Data listing:
>> begin

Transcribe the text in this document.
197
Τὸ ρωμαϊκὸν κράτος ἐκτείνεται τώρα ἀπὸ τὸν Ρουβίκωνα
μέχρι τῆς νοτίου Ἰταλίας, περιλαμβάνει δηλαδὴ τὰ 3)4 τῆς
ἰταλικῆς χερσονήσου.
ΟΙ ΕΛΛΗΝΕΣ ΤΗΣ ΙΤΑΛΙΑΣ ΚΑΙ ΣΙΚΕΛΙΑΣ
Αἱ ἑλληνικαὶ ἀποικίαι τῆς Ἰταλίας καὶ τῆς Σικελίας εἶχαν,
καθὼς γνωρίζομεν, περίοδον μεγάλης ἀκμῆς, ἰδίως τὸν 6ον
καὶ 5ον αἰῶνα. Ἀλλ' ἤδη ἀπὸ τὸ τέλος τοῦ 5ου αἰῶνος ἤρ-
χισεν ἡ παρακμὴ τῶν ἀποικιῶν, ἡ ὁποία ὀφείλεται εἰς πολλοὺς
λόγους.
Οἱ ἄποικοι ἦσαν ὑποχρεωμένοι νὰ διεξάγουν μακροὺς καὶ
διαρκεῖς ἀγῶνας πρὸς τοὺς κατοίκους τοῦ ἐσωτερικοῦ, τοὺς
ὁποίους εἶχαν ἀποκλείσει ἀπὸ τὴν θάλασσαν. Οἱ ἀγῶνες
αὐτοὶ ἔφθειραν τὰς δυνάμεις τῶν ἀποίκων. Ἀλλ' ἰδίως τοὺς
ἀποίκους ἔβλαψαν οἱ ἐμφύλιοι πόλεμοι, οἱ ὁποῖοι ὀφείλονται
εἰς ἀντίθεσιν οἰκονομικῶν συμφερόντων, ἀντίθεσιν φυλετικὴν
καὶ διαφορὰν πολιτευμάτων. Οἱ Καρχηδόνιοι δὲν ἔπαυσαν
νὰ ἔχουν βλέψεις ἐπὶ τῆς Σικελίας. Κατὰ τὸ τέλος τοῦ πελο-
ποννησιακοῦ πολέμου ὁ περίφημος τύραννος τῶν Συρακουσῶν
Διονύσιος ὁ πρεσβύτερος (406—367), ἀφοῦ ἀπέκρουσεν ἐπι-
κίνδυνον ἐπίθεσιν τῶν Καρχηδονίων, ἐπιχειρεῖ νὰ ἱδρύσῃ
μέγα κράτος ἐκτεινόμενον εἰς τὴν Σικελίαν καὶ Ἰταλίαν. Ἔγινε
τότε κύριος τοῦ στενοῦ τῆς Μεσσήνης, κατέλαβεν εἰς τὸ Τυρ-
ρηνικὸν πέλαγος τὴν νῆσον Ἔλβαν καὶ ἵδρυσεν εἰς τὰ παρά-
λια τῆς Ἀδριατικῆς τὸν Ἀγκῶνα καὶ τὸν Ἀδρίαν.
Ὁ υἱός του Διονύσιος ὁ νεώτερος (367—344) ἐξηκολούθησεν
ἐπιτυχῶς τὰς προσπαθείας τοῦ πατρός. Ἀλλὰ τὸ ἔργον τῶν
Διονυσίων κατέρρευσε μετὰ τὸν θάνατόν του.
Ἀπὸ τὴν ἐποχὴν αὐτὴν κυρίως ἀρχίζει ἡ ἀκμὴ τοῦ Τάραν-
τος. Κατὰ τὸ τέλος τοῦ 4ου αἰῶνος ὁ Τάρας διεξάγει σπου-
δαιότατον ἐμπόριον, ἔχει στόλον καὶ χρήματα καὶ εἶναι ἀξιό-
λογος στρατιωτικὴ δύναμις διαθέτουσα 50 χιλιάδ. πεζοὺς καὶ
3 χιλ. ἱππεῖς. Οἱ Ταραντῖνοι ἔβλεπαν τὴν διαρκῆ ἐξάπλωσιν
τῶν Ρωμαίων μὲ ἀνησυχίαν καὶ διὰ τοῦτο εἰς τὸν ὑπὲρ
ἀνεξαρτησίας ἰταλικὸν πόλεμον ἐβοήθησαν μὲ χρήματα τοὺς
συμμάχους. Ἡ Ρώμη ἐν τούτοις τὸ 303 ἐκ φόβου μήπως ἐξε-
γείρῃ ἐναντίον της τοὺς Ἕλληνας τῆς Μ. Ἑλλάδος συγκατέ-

>> end

Short task: The listing above should be transcribed in full, exactly as written.

Exercise response:
Transcribe the text in this document.
197
Τὸ ρωμαϊκὸν κράτος ἐκτείνεται τώρα ἀπὸ τὸν Ρουβίκωνα
μέχρι τῆς νοτίου Ἰταλίας, περιλαμβάνει δηλαδὴ τὰ 3)4 τῆς
ἰταλικῆς χερσονήσου.
ΟΙ ΕΛΛΗΝΕΣ ΤΗΣ ΙΤΑΛΙΑΣ ΚΑΙ ΣΙΚΕΛΙΑΣ
Αἱ ἑλληνικαὶ ἀποικίαι τῆς Ἰταλίας καὶ τῆς Σικελίας εἶχαν,
καθὼς γνωρίζομεν, περίοδον μεγάλης ἀκμῆς, ἰδίως τὸν 6ον
καὶ 5ον αἰῶνα. Ἀλλ' ἤδη ἀπὸ τὸ τέλος τοῦ 5ου αἰῶνος ἤρ-
χισεν ἡ παρακμὴ τῶν ἀποικιῶν, ἡ ὁποία ὀφείλεται εἰς πολλοὺς
λόγους.
Οἱ ἄποικοι ἦσαν ὑποχρεωμένοι νὰ διεξάγουν μακροὺς καὶ
διαρκεῖς ἀγῶνας πρὸς τοὺς κατοίκους τοῦ ἐσωτερικοῦ, τοὺς
ὁποίους εἶχαν ἀποκλείσει ἀπὸ τὴν θάλασσαν. Οἱ ἀγῶνες
αὐτοὶ ἔφθειραν τὰς δυνάμεις τῶν ἀποίκων. Ἀλλ' ἰδίως τοὺς
ἀποίκους ἔβλαψαν οἱ ἐμφύλιοι πόλεμοι, οἱ ὁποῖοι ὀφείλονται
εἰς ἀντίθεσιν οἰκονομικῶν συμφερόντων, ἀντίθεσιν φυλετικὴν
καὶ διαφορὰν πολιτευμάτων. Οἱ Καρχηδόνιοι δὲν ἔπαυσαν
νὰ ἔχουν βλέψεις ἐπὶ τῆς Σικελίας. Κατὰ τὸ τέλος τοῦ πελο-
ποννησιακοῦ πολέμου ὁ περίφημος τύραννος τῶν Συρακουσῶν
Διονύσιος ὁ πρεσβύτερος (406—367), ἀφοῦ ἀπέκρουσεν ἐπι-
κίνδυνον ἐπίθεσιν τῶν Καρχηδονίων, ἐπιχειρεῖ νὰ ἱδρύσῃ
μέγα κράτος ἐκτεινόμενον εἰς τὴν Σικελίαν καὶ Ἰταλίαν. Ἔγινε
τότε κύριος τοῦ στενοῦ τῆς Μεσσήνης, κατέλαβεν εἰς τὸ Τυρ-
ρηνικὸν πέλαγος τὴν νῆσον Ἔλβαν καὶ ἵδρυσεν εἰς τὰ παρά-
λια τῆς Ἀδριατικῆς τὸν Ἀγκῶνα καὶ τὸν Ἀδρίαν.
Ὁ υἱός του Διονύσιος ὁ νεώτερος (367—344) ἐξηκολούθησεν
ἐπιτυχῶς τὰς προσπαθείας τοῦ πατρός. Ἀλλὰ τὸ ἔργον τῶν
Διονυσίων κατέρρευσε μετὰ τὸν θάνατόν του.
Ἀπὸ τὴν ἐποχὴν αὐτὴν κυρίως ἀρχίζει ἡ ἀκμὴ τοῦ Τάραν-
τος. Κατὰ τὸ τέλος τοῦ 4ου αἰῶνος ὁ Τάρας διεξάγει σπου-
δαιότατον ἐμπόριον, ἔχει στόλον καὶ χρήματα καὶ εἶναι ἀξιό-
λογος στρατιωτικὴ δύναμις διαθέτουσα 50 χιλιάδ. πεζοὺς καὶ
3 χιλ. ἱππεῖς. Οἱ Ταραντῖνοι ἔβλεπαν τὴν διαρκῆ ἐξάπλωσιν
τῶν Ρωμαίων μὲ ἀνησυχίαν καὶ διὰ τοῦτο εἰς τὸν ὑπὲρ
ἀνεξαρτησίας ἰταλικὸν πόλεμον ἐβοήθησαν μὲ χρήματα τοὺς
συμμάχους. Ἡ Ρώμη ἐν τούτοις τὸ 303 ἐκ φόβου μήπως ἐξε-
γείρῃ ἐναντίον της τοὺς Ἕλληνας τῆς Μ. Ἑλλάδος συγκατέ-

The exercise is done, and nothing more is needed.